The task ▸
Present every line in which the string "name" appears.
>> start Source records
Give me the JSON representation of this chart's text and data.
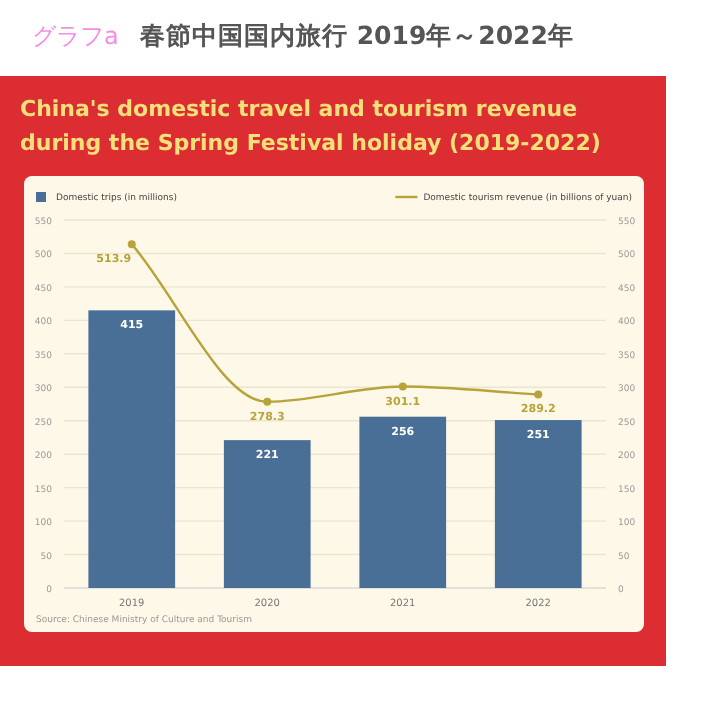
{
  "chart_data": {
    "type": "bar",
    "title": "春節中国国内旅行 2019年～2022年",
    "subtitle": "China's domestic travel and tourism revenue during the Spring Festival holiday (2019-2022)",
    "annotations": [
      "グラフa",
      "Source: Chinese Ministry of Culture and Tourism"
    ],
    "categories": [
      "2019",
      "2020",
      "2021",
      "2022"
    ],
    "series": [
      {
        "name": "Domestic trips (in millions)",
        "color": "#4a6f97",
        "values": [
          415,
          221,
          256,
          251
        ]
      },
      {
        "name": "Domestic tourism revenue (in billions of yuan)",
        "type": "line",
        "axis": "y2",
        "color": "#b8a33a",
        "marker": "circle",
        "values": [
          513.9,
          278.3,
          301.1,
          289.2
        ]
      }
    ],
    "ylim": [
      0,
      550
    ],
    "yticks": [
      0,
      50,
      100,
      150,
      200,
      250,
      300,
      350,
      400,
      450,
      500,
      550
    ],
    "y2lim": [
      0,
      550
    ],
    "y2ticks": [
      0,
      50,
      100,
      150,
      200,
      250,
      300,
      350,
      400,
      450,
      500,
      550
    ],
    "grid": "y",
    "legend": "top",
    "data_labels": true
  }
}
>> end Source records
Answer below ▸
        "name": "Domestic trips (in millions)",
        "name": "Domestic tourism revenue (in billions of yuan)",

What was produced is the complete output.